*Extracted information*
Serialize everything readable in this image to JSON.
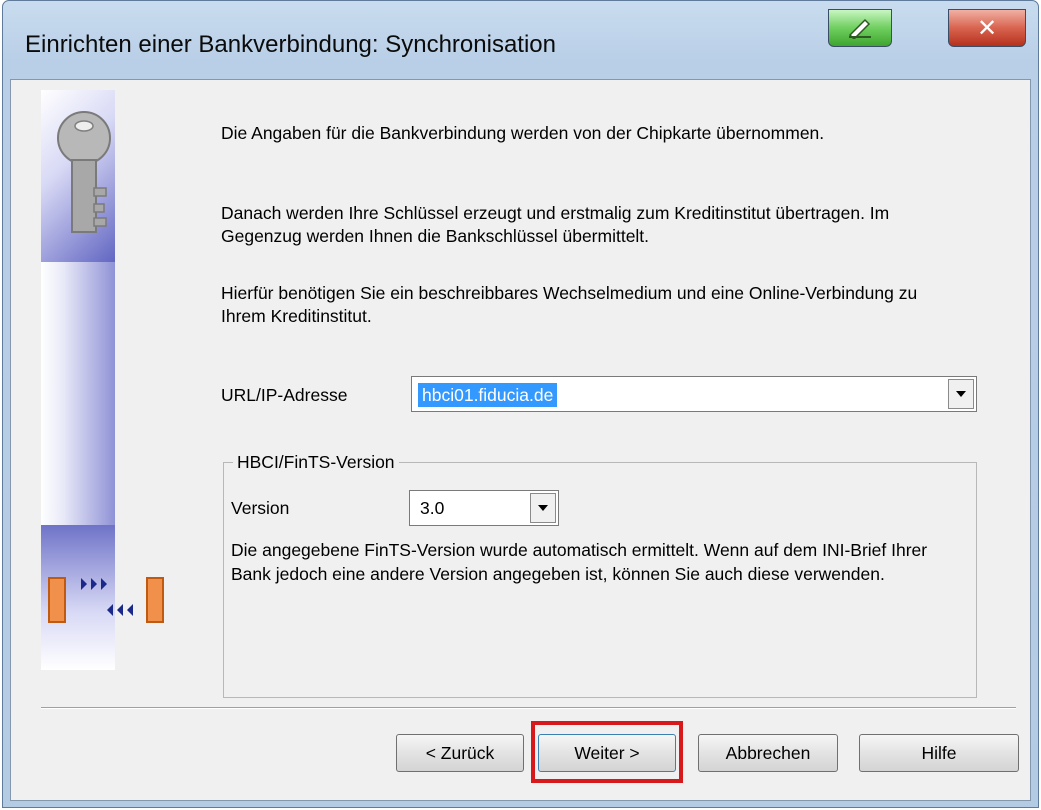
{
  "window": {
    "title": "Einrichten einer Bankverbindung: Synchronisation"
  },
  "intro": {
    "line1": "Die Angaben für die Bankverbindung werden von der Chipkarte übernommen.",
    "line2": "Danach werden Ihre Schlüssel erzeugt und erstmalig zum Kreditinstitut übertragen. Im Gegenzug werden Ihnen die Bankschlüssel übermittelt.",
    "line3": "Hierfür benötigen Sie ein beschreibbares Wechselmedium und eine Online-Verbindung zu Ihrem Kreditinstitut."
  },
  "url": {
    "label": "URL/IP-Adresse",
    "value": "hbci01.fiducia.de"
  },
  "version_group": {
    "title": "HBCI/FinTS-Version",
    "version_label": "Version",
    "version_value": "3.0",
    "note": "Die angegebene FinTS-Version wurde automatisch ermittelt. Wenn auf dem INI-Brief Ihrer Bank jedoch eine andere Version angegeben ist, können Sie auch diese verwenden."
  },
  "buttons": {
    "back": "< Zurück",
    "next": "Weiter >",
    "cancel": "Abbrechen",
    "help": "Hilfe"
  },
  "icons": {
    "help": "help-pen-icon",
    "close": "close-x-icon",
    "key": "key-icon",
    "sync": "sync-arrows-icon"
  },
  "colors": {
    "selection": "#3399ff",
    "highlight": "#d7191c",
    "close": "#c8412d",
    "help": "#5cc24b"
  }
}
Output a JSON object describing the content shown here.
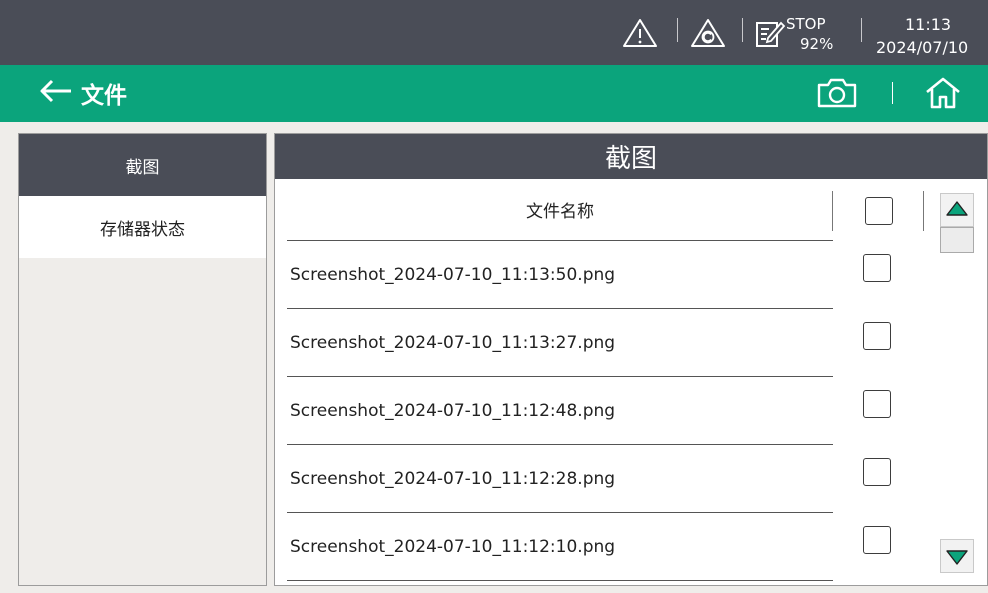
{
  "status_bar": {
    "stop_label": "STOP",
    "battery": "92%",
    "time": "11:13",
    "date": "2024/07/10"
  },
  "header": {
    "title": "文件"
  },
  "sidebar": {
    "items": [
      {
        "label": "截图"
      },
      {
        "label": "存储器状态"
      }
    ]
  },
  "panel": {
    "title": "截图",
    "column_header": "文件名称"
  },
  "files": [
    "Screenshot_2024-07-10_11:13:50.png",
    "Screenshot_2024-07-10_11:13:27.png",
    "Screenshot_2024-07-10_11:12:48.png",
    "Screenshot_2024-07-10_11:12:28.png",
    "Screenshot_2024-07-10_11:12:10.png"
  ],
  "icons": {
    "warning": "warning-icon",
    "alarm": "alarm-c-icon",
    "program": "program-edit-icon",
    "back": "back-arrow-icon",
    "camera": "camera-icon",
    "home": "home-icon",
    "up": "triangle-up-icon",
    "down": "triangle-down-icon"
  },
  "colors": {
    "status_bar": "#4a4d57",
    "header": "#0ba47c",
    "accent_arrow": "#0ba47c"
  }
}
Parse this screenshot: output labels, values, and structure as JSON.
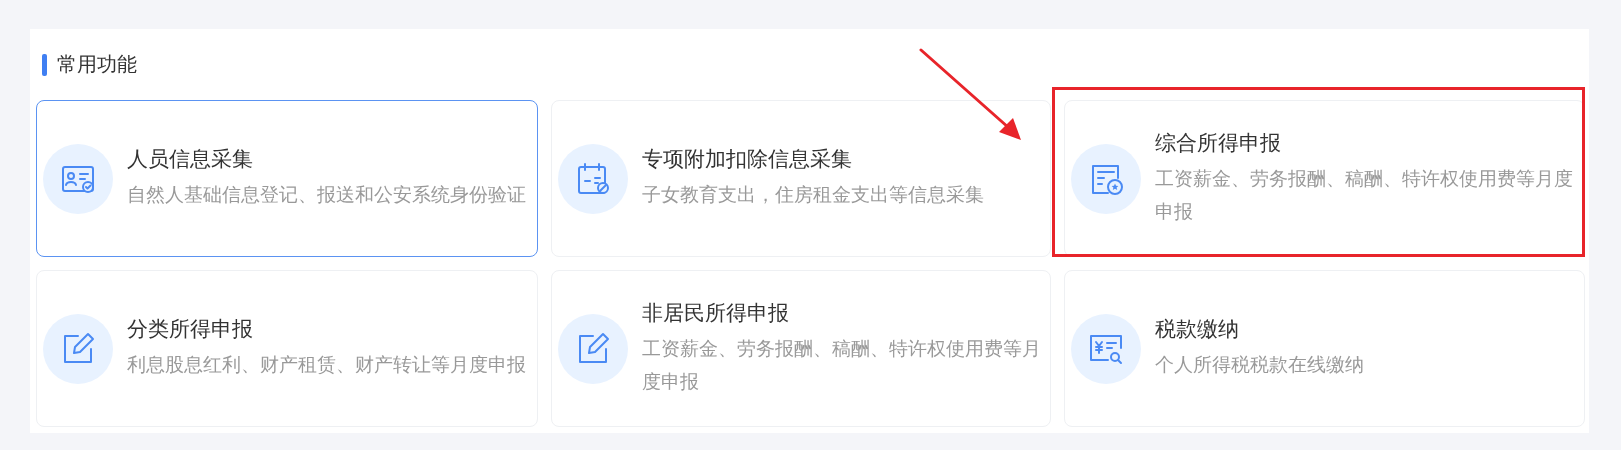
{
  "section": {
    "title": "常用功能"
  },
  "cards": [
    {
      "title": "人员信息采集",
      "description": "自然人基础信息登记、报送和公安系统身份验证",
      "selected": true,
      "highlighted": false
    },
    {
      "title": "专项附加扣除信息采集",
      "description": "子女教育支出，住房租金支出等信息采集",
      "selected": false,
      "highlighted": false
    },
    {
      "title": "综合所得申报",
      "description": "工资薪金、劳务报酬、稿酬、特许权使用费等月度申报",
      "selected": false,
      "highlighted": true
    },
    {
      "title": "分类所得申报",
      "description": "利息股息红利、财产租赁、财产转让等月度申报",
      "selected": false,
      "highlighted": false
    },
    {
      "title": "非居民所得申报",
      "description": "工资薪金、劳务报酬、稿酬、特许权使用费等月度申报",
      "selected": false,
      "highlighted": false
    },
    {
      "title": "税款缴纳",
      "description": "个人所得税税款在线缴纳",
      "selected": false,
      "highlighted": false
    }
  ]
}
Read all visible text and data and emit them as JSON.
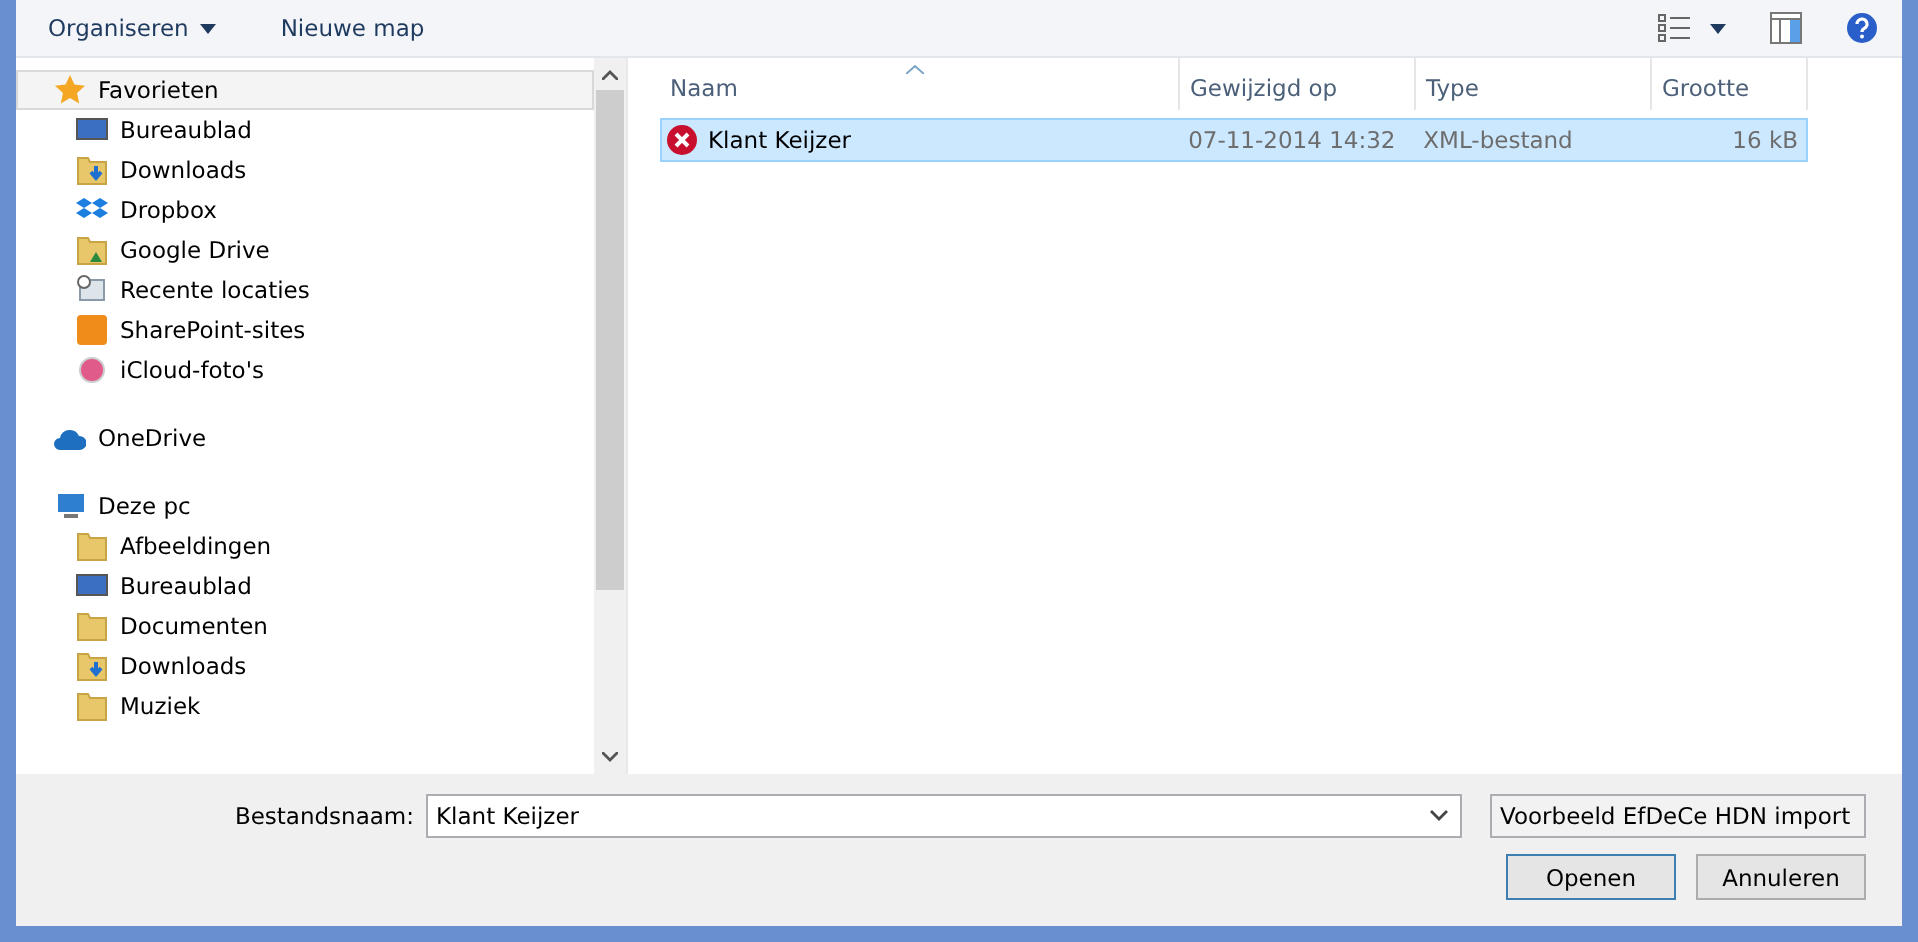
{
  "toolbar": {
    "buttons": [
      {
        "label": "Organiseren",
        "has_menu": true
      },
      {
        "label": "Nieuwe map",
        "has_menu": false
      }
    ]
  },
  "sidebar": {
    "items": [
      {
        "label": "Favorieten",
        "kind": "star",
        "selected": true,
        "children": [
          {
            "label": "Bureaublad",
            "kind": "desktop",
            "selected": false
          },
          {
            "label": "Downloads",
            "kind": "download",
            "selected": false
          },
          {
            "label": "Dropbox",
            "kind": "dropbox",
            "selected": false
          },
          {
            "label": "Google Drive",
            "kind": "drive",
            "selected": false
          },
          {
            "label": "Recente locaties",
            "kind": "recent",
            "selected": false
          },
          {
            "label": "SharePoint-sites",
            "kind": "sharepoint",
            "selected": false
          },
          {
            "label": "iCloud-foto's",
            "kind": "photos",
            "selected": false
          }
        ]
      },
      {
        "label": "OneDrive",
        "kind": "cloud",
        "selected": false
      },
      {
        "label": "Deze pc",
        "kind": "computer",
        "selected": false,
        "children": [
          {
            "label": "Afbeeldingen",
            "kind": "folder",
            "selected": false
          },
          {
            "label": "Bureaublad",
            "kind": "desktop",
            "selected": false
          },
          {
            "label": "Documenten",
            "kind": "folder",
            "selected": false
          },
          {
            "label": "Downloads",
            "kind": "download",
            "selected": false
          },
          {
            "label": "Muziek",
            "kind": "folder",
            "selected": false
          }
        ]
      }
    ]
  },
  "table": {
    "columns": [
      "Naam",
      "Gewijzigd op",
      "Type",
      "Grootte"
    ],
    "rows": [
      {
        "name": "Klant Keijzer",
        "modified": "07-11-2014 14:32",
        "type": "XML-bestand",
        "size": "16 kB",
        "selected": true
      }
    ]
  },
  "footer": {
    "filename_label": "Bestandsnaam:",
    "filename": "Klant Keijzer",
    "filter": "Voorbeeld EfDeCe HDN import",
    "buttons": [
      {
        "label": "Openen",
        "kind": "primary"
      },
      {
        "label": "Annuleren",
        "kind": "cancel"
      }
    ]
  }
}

*What is required*
Copy out each line word for word, please, skipping the images.

*Result of the exercise*
Serialize everything readable in this image to JSON.
{
  "window": {
    "title": "Einrichten einer Bankverbindung: Synchronisation"
  },
  "intro": {
    "line1": "Die Angaben für die Bankverbindung werden von der Chipkarte übernommen.",
    "line2": "Danach werden Ihre Schlüssel erzeugt und erstmalig zum Kreditinstitut übertragen. Im Gegenzug werden Ihnen die Bankschlüssel übermittelt.",
    "line3": "Hierfür benötigen Sie ein beschreibbares Wechselmedium und eine Online-Verbindung zu Ihrem Kreditinstitut."
  },
  "url": {
    "label": "URL/IP-Adresse",
    "value": "hbci01.fiducia.de"
  },
  "version_group": {
    "title": "HBCI/FinTS-Version",
    "version_label": "Version",
    "version_value": "3.0",
    "note": "Die angegebene FinTS-Version wurde automatisch ermittelt. Wenn auf dem INI-Brief Ihrer Bank jedoch eine andere Version angegeben ist, können Sie auch diese verwenden."
  },
  "buttons": {
    "back": "< Zurück",
    "next": "Weiter >",
    "cancel": "Abbrechen",
    "help": "Hilfe"
  },
  "icons": {
    "help": "help-pen-icon",
    "close": "close-x-icon",
    "key": "key-icon",
    "sync": "sync-arrows-icon"
  },
  "colors": {
    "selection": "#3399ff",
    "highlight": "#d7191c",
    "close": "#c8412d",
    "help": "#5cc24b"
  }
}
Output a JSON object describing the content shown here.
{
  "status_bar": {
    "stop_label": "STOP",
    "battery": "92%",
    "time": "11:13",
    "date": "2024/07/10"
  },
  "header": {
    "title": "文件"
  },
  "sidebar": {
    "items": [
      {
        "label": "截图"
      },
      {
        "label": "存储器状态"
      }
    ]
  },
  "panel": {
    "title": "截图",
    "column_header": "文件名称"
  },
  "files": [
    "Screenshot_2024-07-10_11:13:50.png",
    "Screenshot_2024-07-10_11:13:27.png",
    "Screenshot_2024-07-10_11:12:48.png",
    "Screenshot_2024-07-10_11:12:28.png",
    "Screenshot_2024-07-10_11:12:10.png"
  ],
  "icons": {
    "warning": "warning-icon",
    "alarm": "alarm-c-icon",
    "program": "program-edit-icon",
    "back": "back-arrow-icon",
    "camera": "camera-icon",
    "home": "home-icon",
    "up": "triangle-up-icon",
    "down": "triangle-down-icon"
  },
  "colors": {
    "status_bar": "#4a4d57",
    "header": "#0ba47c",
    "accent_arrow": "#0ba47c"
  }
}
Parse this screenshot: output labels, values, and structure as JSON.
{
  "section": {
    "title": "常用功能"
  },
  "cards": [
    {
      "title": "人员信息采集",
      "description": "自然人基础信息登记、报送和公安系统身份验证",
      "selected": true,
      "highlighted": false
    },
    {
      "title": "专项附加扣除信息采集",
      "description": "子女教育支出，住房租金支出等信息采集",
      "selected": false,
      "highlighted": false
    },
    {
      "title": "综合所得申报",
      "description": "工资薪金、劳务报酬、稿酬、特许权使用费等月度申报",
      "selected": false,
      "highlighted": true
    },
    {
      "title": "分类所得申报",
      "description": "利息股息红利、财产租赁、财产转让等月度申报",
      "selected": false,
      "highlighted": false
    },
    {
      "title": "非居民所得申报",
      "description": "工资薪金、劳务报酬、稿酬、特许权使用费等月度申报",
      "selected": false,
      "highlighted": false
    },
    {
      "title": "税款缴纳",
      "description": "个人所得税税款在线缴纳",
      "selected": false,
      "highlighted": false
    }
  ]
}
Read all visible text and data and emit them as JSON.
{
  "toolbar": {
    "buttons": [
      {
        "label": "Organiseren",
        "has_menu": true
      },
      {
        "label": "Nieuwe map",
        "has_menu": false
      }
    ]
  },
  "sidebar": {
    "items": [
      {
        "label": "Favorieten",
        "kind": "star",
        "selected": true,
        "children": [
          {
            "label": "Bureaublad",
            "kind": "desktop",
            "selected": false
          },
          {
            "label": "Downloads",
            "kind": "download",
            "selected": false
          },
          {
            "label": "Dropbox",
            "kind": "dropbox",
            "selected": false
          },
          {
            "label": "Google Drive",
            "kind": "drive",
            "selected": false
          },
          {
            "label": "Recente locaties",
            "kind": "recent",
            "selected": false
          },
          {
            "label": "SharePoint-sites",
            "kind": "sharepoint",
            "selected": false
          },
          {
            "label": "iCloud-foto's",
            "kind": "photos",
            "selected": false
          }
        ]
      },
      {
        "label": "OneDrive",
        "kind": "cloud",
        "selected": false
      },
      {
        "label": "Deze pc",
        "kind": "computer",
        "selected": false,
        "children": [
          {
            "label": "Afbeeldingen",
            "kind": "folder",
            "selected": false
          },
          {
            "label": "Bureaublad",
            "kind": "desktop",
            "selected": false
          },
          {
            "label": "Documenten",
            "kind": "folder",
            "selected": false
          },
          {
            "label": "Downloads",
            "kind": "download",
            "selected": false
          },
          {
            "label": "Muziek",
            "kind": "folder",
            "selected": false
          }
        ]
      }
    ]
  },
  "table": {
    "columns": [
      "Naam",
      "Gewijzigd op",
      "Type",
      "Grootte"
    ],
    "rows": [
      {
        "name": "Klant Keijzer",
        "modified": "07-11-2014 14:32",
        "type": "XML-bestand",
        "size": "16 kB",
        "selected": true
      }
    ]
  },
  "footer": {
    "filename_label": "Bestandsnaam:",
    "filename": "Klant Keijzer",
    "filter": "Voorbeeld EfDeCe HDN import",
    "buttons": [
      {
        "label": "Openen",
        "kind": "primary"
      },
      {
        "label": "Annuleren",
        "kind": "cancel"
      }
    ]
  }
}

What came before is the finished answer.